-- start DATA SHOWN --

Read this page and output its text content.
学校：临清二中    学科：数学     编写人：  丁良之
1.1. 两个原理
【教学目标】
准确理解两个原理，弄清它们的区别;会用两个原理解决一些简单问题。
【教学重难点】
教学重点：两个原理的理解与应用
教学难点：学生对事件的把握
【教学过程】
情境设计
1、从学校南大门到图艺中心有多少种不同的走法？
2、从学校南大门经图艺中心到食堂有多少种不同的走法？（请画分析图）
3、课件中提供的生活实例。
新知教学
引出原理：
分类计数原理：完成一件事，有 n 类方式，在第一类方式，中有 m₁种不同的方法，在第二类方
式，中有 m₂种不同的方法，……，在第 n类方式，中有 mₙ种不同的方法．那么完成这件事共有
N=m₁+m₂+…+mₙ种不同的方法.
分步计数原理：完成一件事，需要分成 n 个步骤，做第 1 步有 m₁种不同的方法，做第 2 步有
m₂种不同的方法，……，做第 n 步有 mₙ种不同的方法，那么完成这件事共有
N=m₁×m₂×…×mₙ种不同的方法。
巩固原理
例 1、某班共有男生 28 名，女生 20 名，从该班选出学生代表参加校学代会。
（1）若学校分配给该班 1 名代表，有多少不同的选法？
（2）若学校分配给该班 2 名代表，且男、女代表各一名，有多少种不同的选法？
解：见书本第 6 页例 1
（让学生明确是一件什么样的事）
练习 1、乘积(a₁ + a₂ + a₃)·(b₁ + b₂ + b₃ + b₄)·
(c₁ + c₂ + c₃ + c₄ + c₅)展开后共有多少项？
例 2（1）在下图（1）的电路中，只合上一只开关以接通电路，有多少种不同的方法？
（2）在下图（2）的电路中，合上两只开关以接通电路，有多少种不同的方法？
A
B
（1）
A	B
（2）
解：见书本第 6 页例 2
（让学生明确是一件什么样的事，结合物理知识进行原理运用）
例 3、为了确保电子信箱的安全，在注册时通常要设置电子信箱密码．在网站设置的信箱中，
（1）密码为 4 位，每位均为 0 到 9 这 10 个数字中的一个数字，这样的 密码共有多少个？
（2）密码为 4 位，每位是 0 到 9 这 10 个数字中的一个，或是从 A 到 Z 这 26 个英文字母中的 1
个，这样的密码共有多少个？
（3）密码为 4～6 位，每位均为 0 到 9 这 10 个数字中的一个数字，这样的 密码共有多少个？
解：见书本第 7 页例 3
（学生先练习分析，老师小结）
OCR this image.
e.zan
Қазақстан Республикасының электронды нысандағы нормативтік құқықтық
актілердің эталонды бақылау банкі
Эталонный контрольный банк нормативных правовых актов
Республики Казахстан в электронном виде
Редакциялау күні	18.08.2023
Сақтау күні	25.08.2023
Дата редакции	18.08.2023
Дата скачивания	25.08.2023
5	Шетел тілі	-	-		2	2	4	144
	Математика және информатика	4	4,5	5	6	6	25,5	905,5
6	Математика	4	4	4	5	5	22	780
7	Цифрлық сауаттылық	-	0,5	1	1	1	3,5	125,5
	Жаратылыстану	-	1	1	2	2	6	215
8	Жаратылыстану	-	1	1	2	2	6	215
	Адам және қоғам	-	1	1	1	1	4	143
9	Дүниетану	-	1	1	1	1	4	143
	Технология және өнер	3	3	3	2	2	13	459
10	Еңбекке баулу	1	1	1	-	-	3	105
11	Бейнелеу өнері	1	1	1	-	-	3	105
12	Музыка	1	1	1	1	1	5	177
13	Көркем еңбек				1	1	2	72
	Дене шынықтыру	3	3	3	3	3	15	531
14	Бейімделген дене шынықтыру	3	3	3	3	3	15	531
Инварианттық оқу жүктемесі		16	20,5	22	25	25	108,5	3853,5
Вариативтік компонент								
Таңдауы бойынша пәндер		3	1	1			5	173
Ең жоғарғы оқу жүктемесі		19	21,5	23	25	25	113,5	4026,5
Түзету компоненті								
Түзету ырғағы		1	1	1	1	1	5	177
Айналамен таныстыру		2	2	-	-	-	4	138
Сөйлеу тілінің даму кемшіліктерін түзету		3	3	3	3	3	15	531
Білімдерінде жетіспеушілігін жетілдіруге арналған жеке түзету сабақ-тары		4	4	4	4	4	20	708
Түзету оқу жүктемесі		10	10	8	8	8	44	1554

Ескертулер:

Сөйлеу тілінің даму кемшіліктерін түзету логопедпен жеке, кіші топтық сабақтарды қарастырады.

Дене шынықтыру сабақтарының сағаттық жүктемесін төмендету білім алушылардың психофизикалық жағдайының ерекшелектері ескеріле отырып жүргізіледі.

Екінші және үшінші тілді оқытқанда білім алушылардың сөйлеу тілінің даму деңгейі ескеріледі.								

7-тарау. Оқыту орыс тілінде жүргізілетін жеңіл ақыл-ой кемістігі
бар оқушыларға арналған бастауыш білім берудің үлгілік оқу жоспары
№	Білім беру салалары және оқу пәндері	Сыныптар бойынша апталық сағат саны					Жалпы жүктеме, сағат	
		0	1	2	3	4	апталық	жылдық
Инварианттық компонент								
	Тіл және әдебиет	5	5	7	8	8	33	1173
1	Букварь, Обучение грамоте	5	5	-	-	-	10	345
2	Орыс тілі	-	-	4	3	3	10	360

-- end DATA SHOWN --

Reproduce the complete data exactly as presented above.

TASK ANSWER ::
Read this page and output its text content.
学校：临清二中    学科：数学     编写人：  丁良之
1.1. 两个原理
【教学目标】
准确理解两个原理，弄清它们的区别;会用两个原理解决一些简单问题。
【教学重难点】
教学重点：两个原理的理解与应用
教学难点：学生对事件的把握
【教学过程】
情境设计
1、从学校南大门到图艺中心有多少种不同的走法？
2、从学校南大门经图艺中心到食堂有多少种不同的走法？（请画分析图）
3、课件中提供的生活实例。
新知教学
引出原理：
分类计数原理：完成一件事，有 n 类方式，在第一类方式，中有 m₁种不同的方法，在第二类方
式，中有 m₂种不同的方法，……，在第 n类方式，中有 mₙ种不同的方法．那么完成这件事共有
N=m₁+m₂+…+mₙ种不同的方法.
分步计数原理：完成一件事，需要分成 n 个步骤，做第 1 步有 m₁种不同的方法，做第 2 步有
m₂种不同的方法，……，做第 n 步有 mₙ种不同的方法，那么完成这件事共有
N=m₁×m₂×…×mₙ种不同的方法。
巩固原理
例 1、某班共有男生 28 名，女生 20 名，从该班选出学生代表参加校学代会。
（1）若学校分配给该班 1 名代表，有多少不同的选法？
（2）若学校分配给该班 2 名代表，且男、女代表各一名，有多少种不同的选法？
解：见书本第 6 页例 1
（让学生明确是一件什么样的事）
练习 1、乘积(a₁ + a₂ + a₃)·(b₁ + b₂ + b₃ + b₄)·
(c₁ + c₂ + c₃ + c₄ + c₅)展开后共有多少项？
例 2（1）在下图（1）的电路中，只合上一只开关以接通电路，有多少种不同的方法？
（2）在下图（2）的电路中，合上两只开关以接通电路，有多少种不同的方法？
A
B
（1）
A	B
（2）
解：见书本第 6 页例 2
（让学生明确是一件什么样的事，结合物理知识进行原理运用）
例 3、为了确保电子信箱的安全，在注册时通常要设置电子信箱密码．在网站设置的信箱中，
（1）密码为 4 位，每位均为 0 到 9 这 10 个数字中的一个数字，这样的 密码共有多少个？
（2）密码为 4 位，每位是 0 到 9 这 10 个数字中的一个，或是从 A 到 Z 这 26 个英文字母中的 1
个，这样的密码共有多少个？
（3）密码为 4～6 位，每位均为 0 到 9 这 10 个数字中的一个数字，这样的 密码共有多少个？
解：见书本第 7 页例 3
（学生先练习分析，老师小结）
OCR this image.
e.zan
Қазақстан Республикасының электронды нысандағы нормативтік құқықтық
актілердің эталонды бақылау банкі
Эталонный контрольный банк нормативных правовых актов
Республики Казахстан в электронном виде
Редакциялау күні	18.08.2023
Сақтау күні	25.08.2023
Дата редакции	18.08.2023
Дата скачивания	25.08.2023
5	Шетел тілі	-	-		2	2	4	144
	Математика және информатика	4	4,5	5	6	6	25,5	905,5
6	Математика	4	4	4	5	5	22	780
7	Цифрлық сауаттылық	-	0,5	1	1	1	3,5	125,5
	Жаратылыстану	-	1	1	2	2	6	215
8	Жаратылыстану	-	1	1	2	2	6	215
	Адам және қоғам	-	1	1	1	1	4	143
9	Дүниетану	-	1	1	1	1	4	143
	Технология және өнер	3	3	3	2	2	13	459
10	Еңбекке баулу	1	1	1	-	-	3	105
11	Бейнелеу өнері	1	1	1	-	-	3	105
12	Музыка	1	1	1	1	1	5	177
13	Көркем еңбек				1	1	2	72
	Дене шынықтыру	3	3	3	3	3	15	531
14	Бейімделген дене шынықтыру	3	3	3	3	3	15	531
Инварианттық оқу жүктемесі		16	20,5	22	25	25	108,5	3853,5
Вариативтік компонент								
Таңдауы бойынша пәндер		3	1	1			5	173
Ең жоғарғы оқу жүктемесі		19	21,5	23	25	25	113,5	4026,5
Түзету компоненті								
Түзету ырғағы		1	1	1	1	1	5	177
Айналамен таныстыру		2	2	-	-	-	4	138
Сөйлеу тілінің даму кемшіліктерін түзету		3	3	3	3	3	15	531
Білімдерінде жетіспеушілігін жетілдіруге арналған жеке түзету сабақ-тары		4	4	4	4	4	20	708
Түзету оқу жүктемесі		10	10	8	8	8	44	1554

Ескертулер:

Сөйлеу тілінің даму кемшіліктерін түзету логопедпен жеке, кіші топтық сабақтарды қарастырады.

Дене шынықтыру сабақтарының сағаттық жүктемесін төмендету білім алушылардың психофизикалық жағдайының ерекшелектері ескеріле отырып жүргізіледі.

Екінші және үшінші тілді оқытқанда білім алушылардың сөйлеу тілінің даму деңгейі ескеріледі.								

7-тарау. Оқыту орыс тілінде жүргізілетін жеңіл ақыл-ой кемістігі
бар оқушыларға арналған бастауыш білім берудің үлгілік оқу жоспары
№	Білім беру салалары және оқу пәндері	Сыныптар бойынша апталық сағат саны					Жалпы жүктеме, сағат	
		0	1	2	3	4	апталық	жылдық
Инварианттық компонент								
	Тіл және әдебиет	5	5	7	8	8	33	1173
1	Букварь, Обучение грамоте	5	5	-	-	-	10	345
2	Орыс тілі	-	-	4	3	3	10	360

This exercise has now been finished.